- Task to carry out
Identify the lines that contain the word "Diretoria", then copy them.

- Supplied material
━━━━━━━━━━━━━━━━
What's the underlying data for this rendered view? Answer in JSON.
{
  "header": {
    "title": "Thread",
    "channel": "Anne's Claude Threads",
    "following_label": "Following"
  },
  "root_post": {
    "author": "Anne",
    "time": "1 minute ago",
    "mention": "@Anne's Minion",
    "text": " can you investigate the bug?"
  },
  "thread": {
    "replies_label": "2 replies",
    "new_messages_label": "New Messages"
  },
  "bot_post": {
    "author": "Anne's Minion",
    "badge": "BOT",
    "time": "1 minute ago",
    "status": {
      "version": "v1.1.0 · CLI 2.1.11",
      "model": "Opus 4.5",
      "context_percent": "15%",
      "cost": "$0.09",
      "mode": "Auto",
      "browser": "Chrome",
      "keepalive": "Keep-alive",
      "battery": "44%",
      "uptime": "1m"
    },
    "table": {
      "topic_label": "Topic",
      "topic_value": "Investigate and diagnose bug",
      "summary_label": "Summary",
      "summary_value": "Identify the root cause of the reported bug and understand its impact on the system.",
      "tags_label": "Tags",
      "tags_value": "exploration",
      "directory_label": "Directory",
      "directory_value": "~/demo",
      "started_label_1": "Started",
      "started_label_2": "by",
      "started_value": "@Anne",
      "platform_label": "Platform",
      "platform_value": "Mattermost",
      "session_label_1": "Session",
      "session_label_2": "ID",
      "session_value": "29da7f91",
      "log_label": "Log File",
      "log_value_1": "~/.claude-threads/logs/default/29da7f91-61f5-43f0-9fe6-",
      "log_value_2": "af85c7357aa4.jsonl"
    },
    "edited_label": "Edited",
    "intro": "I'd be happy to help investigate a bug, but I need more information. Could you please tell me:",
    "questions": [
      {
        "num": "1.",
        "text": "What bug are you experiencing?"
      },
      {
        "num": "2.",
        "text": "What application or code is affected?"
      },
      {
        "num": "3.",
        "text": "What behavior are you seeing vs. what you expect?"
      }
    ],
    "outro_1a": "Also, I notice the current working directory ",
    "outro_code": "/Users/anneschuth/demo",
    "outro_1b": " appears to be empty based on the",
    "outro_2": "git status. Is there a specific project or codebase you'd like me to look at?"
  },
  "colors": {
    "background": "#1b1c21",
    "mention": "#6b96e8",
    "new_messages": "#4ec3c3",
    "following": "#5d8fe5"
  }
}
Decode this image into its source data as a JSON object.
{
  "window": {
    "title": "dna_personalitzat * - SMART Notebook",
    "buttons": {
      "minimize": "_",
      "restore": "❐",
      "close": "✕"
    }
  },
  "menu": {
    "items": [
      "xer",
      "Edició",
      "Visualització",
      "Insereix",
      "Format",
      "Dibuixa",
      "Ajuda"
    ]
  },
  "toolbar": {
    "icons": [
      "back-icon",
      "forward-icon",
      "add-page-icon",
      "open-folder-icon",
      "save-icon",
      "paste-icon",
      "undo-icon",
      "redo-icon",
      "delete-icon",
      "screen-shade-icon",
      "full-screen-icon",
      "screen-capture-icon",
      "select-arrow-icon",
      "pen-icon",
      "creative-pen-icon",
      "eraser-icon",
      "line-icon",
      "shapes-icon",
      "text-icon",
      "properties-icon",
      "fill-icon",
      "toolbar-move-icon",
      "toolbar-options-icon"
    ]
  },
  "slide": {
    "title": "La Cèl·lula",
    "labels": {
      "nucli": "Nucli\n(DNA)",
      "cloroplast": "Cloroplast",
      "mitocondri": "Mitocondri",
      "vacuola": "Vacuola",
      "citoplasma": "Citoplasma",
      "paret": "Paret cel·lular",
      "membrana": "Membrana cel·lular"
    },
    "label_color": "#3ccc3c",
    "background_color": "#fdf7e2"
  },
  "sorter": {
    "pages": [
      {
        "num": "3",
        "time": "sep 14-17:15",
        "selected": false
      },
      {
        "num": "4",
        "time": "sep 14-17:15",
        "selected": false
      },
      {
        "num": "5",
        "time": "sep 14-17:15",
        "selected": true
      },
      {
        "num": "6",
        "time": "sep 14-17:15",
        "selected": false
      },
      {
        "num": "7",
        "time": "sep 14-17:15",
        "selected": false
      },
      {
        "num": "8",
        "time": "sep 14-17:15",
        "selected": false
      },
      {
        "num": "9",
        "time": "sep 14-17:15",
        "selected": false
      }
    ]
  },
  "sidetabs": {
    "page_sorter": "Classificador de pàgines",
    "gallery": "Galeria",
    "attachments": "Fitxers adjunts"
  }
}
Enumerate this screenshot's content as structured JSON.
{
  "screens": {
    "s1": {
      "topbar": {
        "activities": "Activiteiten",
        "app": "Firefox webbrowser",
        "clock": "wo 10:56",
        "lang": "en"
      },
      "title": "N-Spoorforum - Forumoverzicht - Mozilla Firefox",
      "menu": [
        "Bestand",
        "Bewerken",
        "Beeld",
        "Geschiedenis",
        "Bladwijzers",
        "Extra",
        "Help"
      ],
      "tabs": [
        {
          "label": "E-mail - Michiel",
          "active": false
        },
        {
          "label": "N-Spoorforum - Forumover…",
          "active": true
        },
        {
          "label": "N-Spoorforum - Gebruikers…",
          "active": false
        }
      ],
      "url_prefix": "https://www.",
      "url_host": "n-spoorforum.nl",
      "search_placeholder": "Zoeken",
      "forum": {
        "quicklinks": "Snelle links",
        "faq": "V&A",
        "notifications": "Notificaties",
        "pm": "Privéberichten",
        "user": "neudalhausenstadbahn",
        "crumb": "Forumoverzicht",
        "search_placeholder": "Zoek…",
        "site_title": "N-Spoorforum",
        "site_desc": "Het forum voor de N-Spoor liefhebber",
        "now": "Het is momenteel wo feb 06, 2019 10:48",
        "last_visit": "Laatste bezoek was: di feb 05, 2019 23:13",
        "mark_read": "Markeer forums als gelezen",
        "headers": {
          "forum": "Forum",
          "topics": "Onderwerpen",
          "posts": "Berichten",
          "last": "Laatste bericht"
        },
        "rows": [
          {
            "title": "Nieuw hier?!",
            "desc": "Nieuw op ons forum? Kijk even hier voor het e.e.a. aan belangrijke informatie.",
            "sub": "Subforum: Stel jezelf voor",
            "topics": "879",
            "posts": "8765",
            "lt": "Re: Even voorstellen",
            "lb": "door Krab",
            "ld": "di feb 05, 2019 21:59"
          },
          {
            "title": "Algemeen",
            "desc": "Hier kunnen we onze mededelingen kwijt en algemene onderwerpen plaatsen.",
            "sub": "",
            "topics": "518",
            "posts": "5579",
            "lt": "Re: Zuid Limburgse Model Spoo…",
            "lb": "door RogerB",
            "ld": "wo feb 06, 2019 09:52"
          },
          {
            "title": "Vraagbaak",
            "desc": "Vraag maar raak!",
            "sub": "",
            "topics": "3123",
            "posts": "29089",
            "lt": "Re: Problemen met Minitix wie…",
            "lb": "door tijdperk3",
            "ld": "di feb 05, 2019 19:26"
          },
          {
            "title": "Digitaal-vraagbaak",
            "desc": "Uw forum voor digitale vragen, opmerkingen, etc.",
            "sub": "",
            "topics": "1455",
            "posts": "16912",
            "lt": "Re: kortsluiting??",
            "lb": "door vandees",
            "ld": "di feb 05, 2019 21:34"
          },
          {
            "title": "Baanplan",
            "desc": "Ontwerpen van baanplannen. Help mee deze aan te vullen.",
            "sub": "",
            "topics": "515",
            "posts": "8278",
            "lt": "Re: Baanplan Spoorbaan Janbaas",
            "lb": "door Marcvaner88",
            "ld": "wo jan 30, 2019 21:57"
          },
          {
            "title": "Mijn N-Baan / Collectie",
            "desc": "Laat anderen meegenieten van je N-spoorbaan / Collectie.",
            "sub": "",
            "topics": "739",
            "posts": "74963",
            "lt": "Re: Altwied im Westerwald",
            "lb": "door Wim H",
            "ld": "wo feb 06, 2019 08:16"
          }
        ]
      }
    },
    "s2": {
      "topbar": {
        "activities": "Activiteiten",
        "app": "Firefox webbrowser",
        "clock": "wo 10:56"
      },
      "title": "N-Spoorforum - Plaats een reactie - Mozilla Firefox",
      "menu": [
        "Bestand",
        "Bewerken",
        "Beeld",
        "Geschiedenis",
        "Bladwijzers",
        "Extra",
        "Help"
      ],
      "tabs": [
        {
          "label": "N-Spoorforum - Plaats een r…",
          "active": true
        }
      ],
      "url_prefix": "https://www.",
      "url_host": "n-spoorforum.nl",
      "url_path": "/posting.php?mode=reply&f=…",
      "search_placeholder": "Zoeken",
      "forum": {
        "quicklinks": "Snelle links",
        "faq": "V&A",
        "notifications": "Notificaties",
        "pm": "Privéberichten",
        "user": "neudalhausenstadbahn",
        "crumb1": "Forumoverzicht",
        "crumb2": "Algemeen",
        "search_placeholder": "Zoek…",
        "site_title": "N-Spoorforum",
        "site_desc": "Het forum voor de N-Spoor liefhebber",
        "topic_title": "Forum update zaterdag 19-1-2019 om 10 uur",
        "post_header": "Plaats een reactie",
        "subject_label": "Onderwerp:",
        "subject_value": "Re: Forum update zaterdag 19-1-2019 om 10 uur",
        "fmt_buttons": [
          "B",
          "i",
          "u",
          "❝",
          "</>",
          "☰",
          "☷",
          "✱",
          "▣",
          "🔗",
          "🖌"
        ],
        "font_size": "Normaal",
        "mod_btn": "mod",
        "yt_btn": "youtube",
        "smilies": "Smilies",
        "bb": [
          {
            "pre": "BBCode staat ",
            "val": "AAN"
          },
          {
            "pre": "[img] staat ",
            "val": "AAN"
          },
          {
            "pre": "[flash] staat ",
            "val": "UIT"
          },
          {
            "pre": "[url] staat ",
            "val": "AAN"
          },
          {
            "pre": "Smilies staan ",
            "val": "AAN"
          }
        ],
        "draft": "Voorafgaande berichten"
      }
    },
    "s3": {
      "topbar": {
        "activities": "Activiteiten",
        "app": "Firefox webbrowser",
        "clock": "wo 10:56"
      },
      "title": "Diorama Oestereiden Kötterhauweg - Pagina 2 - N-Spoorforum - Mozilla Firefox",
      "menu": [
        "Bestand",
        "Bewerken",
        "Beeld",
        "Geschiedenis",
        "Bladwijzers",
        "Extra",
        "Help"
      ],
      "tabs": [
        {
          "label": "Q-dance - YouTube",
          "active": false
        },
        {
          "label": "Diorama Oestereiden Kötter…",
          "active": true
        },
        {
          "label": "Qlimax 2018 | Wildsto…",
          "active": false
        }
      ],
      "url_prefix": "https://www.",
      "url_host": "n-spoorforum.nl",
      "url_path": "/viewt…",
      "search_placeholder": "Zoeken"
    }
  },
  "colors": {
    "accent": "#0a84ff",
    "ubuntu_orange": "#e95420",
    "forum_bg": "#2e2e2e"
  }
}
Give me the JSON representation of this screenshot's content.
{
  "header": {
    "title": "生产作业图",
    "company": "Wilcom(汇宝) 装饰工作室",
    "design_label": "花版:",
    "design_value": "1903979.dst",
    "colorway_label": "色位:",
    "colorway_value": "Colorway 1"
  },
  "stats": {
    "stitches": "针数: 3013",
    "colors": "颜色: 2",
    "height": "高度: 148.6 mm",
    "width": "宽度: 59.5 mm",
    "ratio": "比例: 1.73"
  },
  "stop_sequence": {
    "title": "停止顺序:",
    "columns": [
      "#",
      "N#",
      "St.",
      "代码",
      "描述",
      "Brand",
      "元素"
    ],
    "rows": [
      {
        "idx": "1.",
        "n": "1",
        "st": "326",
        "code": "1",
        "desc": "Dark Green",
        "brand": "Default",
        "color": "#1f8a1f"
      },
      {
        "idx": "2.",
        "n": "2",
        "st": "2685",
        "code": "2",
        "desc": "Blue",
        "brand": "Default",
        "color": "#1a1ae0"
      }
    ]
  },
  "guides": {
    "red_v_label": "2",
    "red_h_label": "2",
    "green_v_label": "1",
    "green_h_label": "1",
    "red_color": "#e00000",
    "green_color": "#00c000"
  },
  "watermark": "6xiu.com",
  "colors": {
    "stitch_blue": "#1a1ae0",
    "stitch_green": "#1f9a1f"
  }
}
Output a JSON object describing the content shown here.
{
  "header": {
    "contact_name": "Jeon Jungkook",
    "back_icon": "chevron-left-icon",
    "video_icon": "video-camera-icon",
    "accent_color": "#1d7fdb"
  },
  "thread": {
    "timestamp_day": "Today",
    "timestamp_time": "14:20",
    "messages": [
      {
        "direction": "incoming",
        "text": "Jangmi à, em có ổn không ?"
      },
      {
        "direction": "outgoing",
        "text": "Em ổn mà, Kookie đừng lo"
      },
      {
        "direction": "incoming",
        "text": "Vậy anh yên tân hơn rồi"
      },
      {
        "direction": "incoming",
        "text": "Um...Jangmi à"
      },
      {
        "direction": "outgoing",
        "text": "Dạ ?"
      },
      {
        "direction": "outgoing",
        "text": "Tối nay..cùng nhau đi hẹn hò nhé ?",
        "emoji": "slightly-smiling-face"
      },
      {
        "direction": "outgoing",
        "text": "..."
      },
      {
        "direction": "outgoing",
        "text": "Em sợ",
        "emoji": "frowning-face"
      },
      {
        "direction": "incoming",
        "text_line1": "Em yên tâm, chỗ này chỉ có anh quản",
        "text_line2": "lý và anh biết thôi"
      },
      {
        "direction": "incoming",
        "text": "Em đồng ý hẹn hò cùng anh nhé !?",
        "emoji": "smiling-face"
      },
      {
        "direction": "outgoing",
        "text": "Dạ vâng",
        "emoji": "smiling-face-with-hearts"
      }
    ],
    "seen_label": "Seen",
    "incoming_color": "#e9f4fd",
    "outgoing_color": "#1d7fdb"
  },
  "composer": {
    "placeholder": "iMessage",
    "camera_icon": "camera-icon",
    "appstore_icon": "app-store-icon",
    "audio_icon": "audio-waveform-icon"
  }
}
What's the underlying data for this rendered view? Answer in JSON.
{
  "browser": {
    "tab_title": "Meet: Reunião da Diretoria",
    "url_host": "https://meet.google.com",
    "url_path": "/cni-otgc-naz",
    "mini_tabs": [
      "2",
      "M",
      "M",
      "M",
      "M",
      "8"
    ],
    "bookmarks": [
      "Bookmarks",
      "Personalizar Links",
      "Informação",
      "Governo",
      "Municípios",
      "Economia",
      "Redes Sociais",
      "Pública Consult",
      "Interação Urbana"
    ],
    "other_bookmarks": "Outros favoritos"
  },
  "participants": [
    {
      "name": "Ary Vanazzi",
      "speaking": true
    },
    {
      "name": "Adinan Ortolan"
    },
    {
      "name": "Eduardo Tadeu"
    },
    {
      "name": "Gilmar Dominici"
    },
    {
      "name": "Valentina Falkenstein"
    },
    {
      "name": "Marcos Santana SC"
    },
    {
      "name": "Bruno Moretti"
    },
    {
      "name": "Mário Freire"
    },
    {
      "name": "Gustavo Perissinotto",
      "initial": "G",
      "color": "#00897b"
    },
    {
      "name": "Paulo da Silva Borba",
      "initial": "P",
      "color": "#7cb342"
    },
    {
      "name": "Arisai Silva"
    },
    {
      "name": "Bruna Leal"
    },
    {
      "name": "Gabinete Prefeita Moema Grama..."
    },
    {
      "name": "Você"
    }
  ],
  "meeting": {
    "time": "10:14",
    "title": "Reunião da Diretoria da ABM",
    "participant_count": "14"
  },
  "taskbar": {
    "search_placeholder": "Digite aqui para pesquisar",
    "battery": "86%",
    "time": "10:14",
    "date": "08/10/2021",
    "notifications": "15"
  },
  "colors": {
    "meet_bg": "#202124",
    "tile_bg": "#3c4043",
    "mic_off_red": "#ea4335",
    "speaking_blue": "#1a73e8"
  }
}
━━━━━━━━━━━━━━━━
- Task response
    "tab_title": "Meet: Reunião da Diretoria",
    "title": "Reunião da Diretoria da ABM",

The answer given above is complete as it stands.